══ DOCUMENT EXCERPT

Skating In Central Park

Source: http://www.centralpark.com

This is where indie films come, when the bureaucratic red tape, of the Big Apple’s civic center, hogties them and makes them say uncle. Central Park’s ring is just as atmospheric as Rockefeller’s tiny enclosure. Plus, Wollman Rink has a couple of prime ace up its sleeve to tempt you away from that midtown extravaganza.

New York for insiders: Wollman Rink is not only slightly cheaper than Rockefeller, but a whole lot bigger. You can all but bet the house on the fact, that a trip for a 30 minute ice skating experience in midtown will also hold a less agreeable trudge through a two-hour waiting line. In Wollman, due to its size, that cue of people moves with a much faster pace.

FAO Schwarz

If you ever dreamed, as a child, of what a Toy Store would look like if God had his way, then you were still a bit off the mark. FAO takes that fantasy, improves on it with the magic of the mighty buck and creates an even better show.

Founded in 1862 by German immigrant Frederick August Otto Schwarz, this curio bazaar is America's oldest toy store. The flagship store on Fifth Avenue is internationally recognized for its life-size stuffed bears, huge window displays, its famous carpet piano. Come Christmas time, a winter wonderland of Narnia-like proportions is on display.

Sadly, FAO’s parent company has given up the lease for the classic store. So, the fate of this titan of trinkets and knick-knacks is unsure.

New York for insiders: Plan your trip. On weekends the line curls all the way around the corner. So, try visiting right on opening time or during the weekdays. If not, simply stroll on down to the Fifth Avenue’s Toy’s R Us and its indoor Ferris Wheel.

════
══ DATASET SECTION

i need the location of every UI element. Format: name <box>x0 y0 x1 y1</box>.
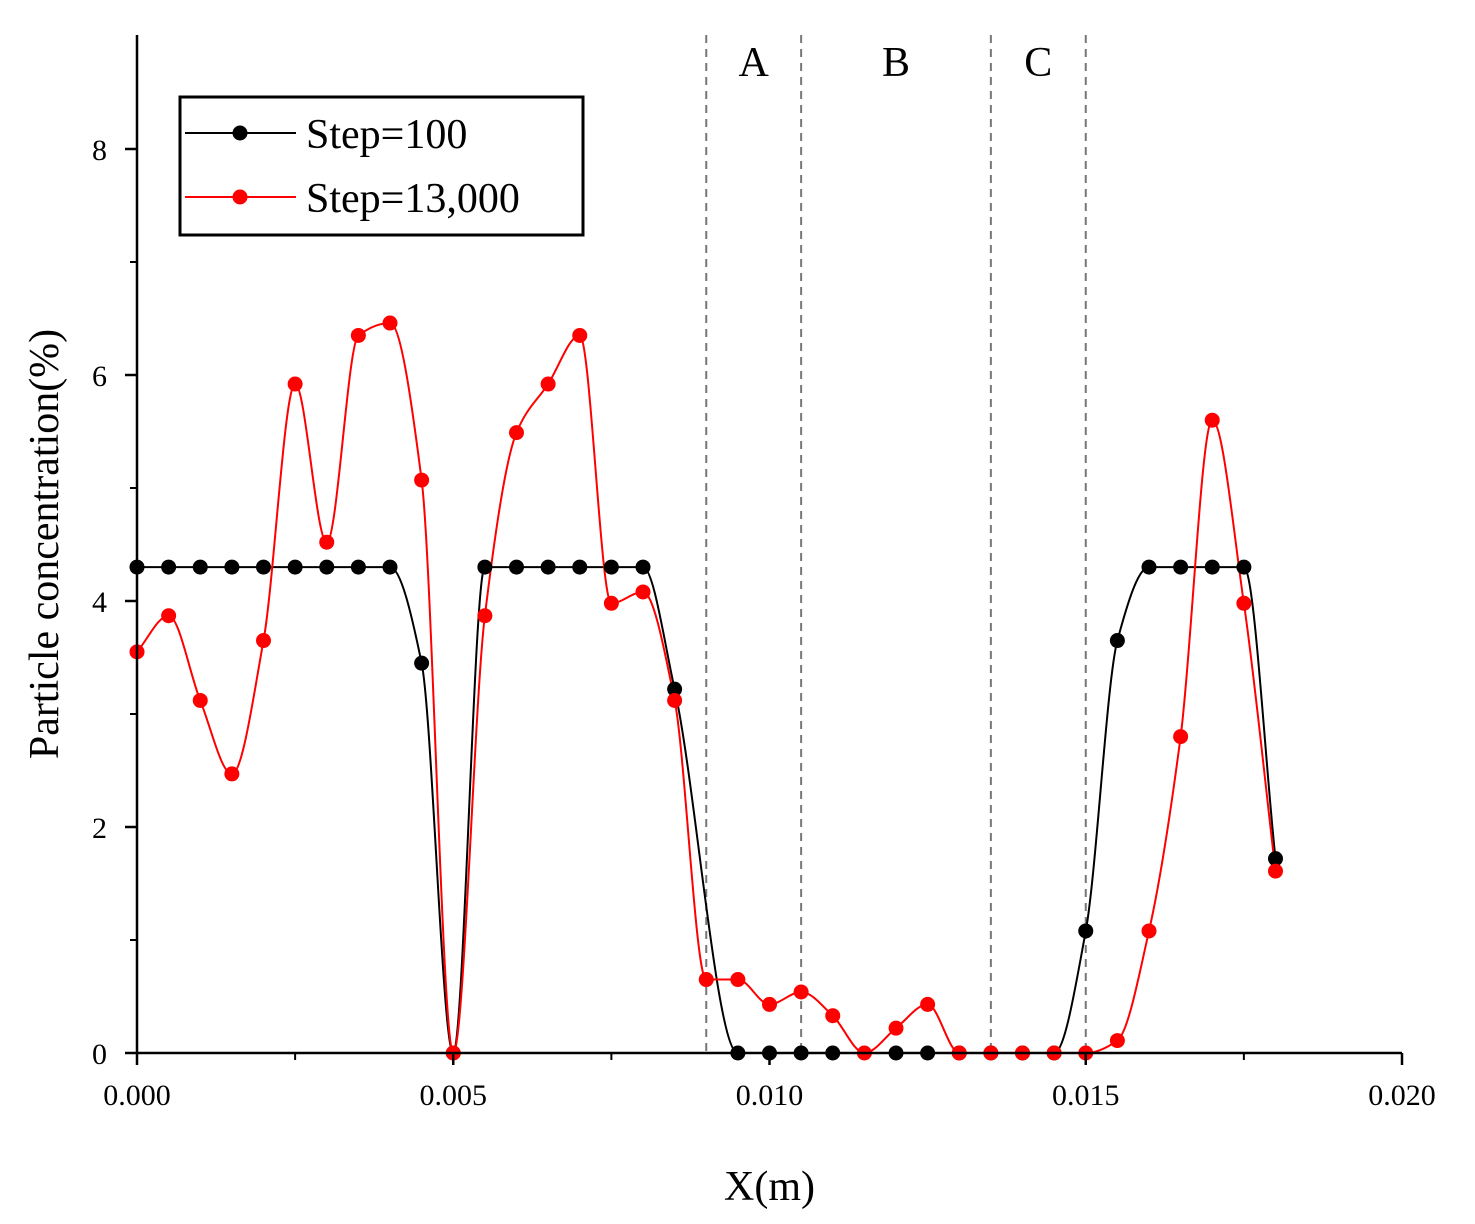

════

- **PROMPT 1**: According to the New York attractions excerpt, in what year was FAO Schwarz founded?
- **PROMPT 2**: Write out the passage of the New York attractions excerpt between "Skating In Central" and "much faster pace.", inclusive.
The lines are not needed for anything here.

- **OUTPUT 1**: 1862

- **OUTPUT 2**:
Skating In Central Park

Source: http://www.centralpark.com

This is where indie films come, when the bureaucratic red tape, of the Big Apple’s civic center, hogties them and makes them say uncle. Central Park’s ring is just as atmospheric as Rockefeller’s tiny enclosure. Plus, Wollman Rink has a couple of prime ace up its sleeve to tempt you away from that midtown extravaganza.

New York for insiders: Wollman Rink is not only slightly cheaper than Rockefeller, but a whole lot bigger. You can all but bet the house on the fact, that a trip for a 30 minute ice skating experience in midtown will also hold a less agreeable trudge through a two-hour waiting line. In Wollman, due to its size, that cue of people moves with a much faster pace.